Dataset excerpt:
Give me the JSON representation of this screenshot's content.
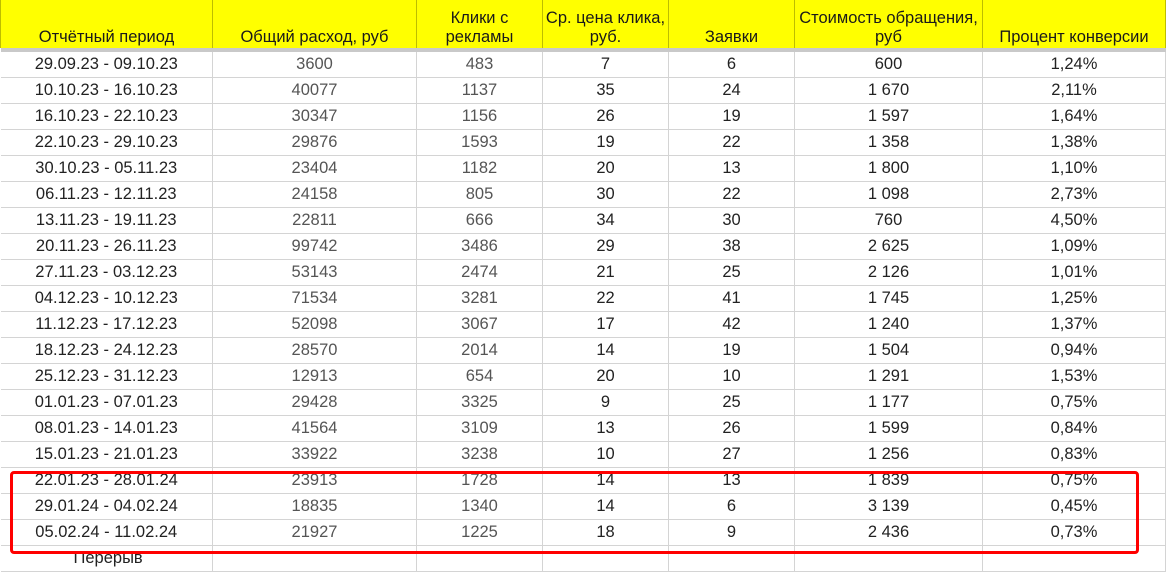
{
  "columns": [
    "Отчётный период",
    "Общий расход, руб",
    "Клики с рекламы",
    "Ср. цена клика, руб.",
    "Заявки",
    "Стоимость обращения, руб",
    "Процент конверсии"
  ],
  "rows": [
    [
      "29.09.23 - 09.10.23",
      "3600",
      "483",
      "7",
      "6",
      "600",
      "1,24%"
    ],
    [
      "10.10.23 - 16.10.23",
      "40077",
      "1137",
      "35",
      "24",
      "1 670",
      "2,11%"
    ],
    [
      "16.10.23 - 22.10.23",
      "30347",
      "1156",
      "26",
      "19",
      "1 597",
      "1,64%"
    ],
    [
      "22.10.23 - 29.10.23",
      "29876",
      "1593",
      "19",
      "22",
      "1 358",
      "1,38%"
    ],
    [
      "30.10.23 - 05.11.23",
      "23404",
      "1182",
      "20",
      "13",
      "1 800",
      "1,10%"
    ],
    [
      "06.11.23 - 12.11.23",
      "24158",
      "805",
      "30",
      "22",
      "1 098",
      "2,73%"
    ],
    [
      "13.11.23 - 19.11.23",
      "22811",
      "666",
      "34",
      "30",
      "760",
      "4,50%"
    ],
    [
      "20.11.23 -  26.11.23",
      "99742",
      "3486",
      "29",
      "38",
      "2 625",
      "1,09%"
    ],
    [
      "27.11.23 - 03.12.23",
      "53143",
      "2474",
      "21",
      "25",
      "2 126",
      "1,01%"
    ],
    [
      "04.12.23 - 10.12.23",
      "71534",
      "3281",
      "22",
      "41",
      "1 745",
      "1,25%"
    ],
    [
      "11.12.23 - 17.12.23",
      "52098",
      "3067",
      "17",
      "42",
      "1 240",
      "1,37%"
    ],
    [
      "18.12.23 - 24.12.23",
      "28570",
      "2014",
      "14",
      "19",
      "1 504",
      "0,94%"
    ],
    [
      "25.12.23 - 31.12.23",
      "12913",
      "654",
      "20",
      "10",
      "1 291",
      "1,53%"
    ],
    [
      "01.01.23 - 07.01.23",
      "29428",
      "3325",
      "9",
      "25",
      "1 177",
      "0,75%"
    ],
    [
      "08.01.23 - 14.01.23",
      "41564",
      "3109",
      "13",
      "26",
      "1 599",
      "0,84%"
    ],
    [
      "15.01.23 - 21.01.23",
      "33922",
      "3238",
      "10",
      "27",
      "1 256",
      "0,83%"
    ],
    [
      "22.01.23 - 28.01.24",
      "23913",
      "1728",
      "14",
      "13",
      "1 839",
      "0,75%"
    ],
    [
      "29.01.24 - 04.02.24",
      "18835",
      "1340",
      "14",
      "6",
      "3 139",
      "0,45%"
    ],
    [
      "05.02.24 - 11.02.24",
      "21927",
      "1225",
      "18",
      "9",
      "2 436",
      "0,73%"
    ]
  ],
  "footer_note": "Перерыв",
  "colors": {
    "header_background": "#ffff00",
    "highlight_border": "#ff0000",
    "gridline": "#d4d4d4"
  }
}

• _To be done_
Repeat each entry exactly as it appears; skip any picture.

• _In response_
Give me the JSON representation of this screenshot's content.
{
  "columns": [
    "Отчётный период",
    "Общий расход, руб",
    "Клики с рекламы",
    "Ср. цена клика, руб.",
    "Заявки",
    "Стоимость обращения, руб",
    "Процент конверсии"
  ],
  "rows": [
    [
      "29.09.23 - 09.10.23",
      "3600",
      "483",
      "7",
      "6",
      "600",
      "1,24%"
    ],
    [
      "10.10.23 - 16.10.23",
      "40077",
      "1137",
      "35",
      "24",
      "1 670",
      "2,11%"
    ],
    [
      "16.10.23 - 22.10.23",
      "30347",
      "1156",
      "26",
      "19",
      "1 597",
      "1,64%"
    ],
    [
      "22.10.23 - 29.10.23",
      "29876",
      "1593",
      "19",
      "22",
      "1 358",
      "1,38%"
    ],
    [
      "30.10.23 - 05.11.23",
      "23404",
      "1182",
      "20",
      "13",
      "1 800",
      "1,10%"
    ],
    [
      "06.11.23 - 12.11.23",
      "24158",
      "805",
      "30",
      "22",
      "1 098",
      "2,73%"
    ],
    [
      "13.11.23 - 19.11.23",
      "22811",
      "666",
      "34",
      "30",
      "760",
      "4,50%"
    ],
    [
      "20.11.23 -  26.11.23",
      "99742",
      "3486",
      "29",
      "38",
      "2 625",
      "1,09%"
    ],
    [
      "27.11.23 - 03.12.23",
      "53143",
      "2474",
      "21",
      "25",
      "2 126",
      "1,01%"
    ],
    [
      "04.12.23 - 10.12.23",
      "71534",
      "3281",
      "22",
      "41",
      "1 745",
      "1,25%"
    ],
    [
      "11.12.23 - 17.12.23",
      "52098",
      "3067",
      "17",
      "42",
      "1 240",
      "1,37%"
    ],
    [
      "18.12.23 - 24.12.23",
      "28570",
      "2014",
      "14",
      "19",
      "1 504",
      "0,94%"
    ],
    [
      "25.12.23 - 31.12.23",
      "12913",
      "654",
      "20",
      "10",
      "1 291",
      "1,53%"
    ],
    [
      "01.01.23 - 07.01.23",
      "29428",
      "3325",
      "9",
      "25",
      "1 177",
      "0,75%"
    ],
    [
      "08.01.23 - 14.01.23",
      "41564",
      "3109",
      "13",
      "26",
      "1 599",
      "0,84%"
    ],
    [
      "15.01.23 - 21.01.23",
      "33922",
      "3238",
      "10",
      "27",
      "1 256",
      "0,83%"
    ],
    [
      "22.01.23 - 28.01.24",
      "23913",
      "1728",
      "14",
      "13",
      "1 839",
      "0,75%"
    ],
    [
      "29.01.24 - 04.02.24",
      "18835",
      "1340",
      "14",
      "6",
      "3 139",
      "0,45%"
    ],
    [
      "05.02.24 - 11.02.24",
      "21927",
      "1225",
      "18",
      "9",
      "2 436",
      "0,73%"
    ]
  ],
  "footer_note": "Перерыв",
  "colors": {
    "header_background": "#ffff00",
    "highlight_border": "#ff0000",
    "gridline": "#d4d4d4"
  }
}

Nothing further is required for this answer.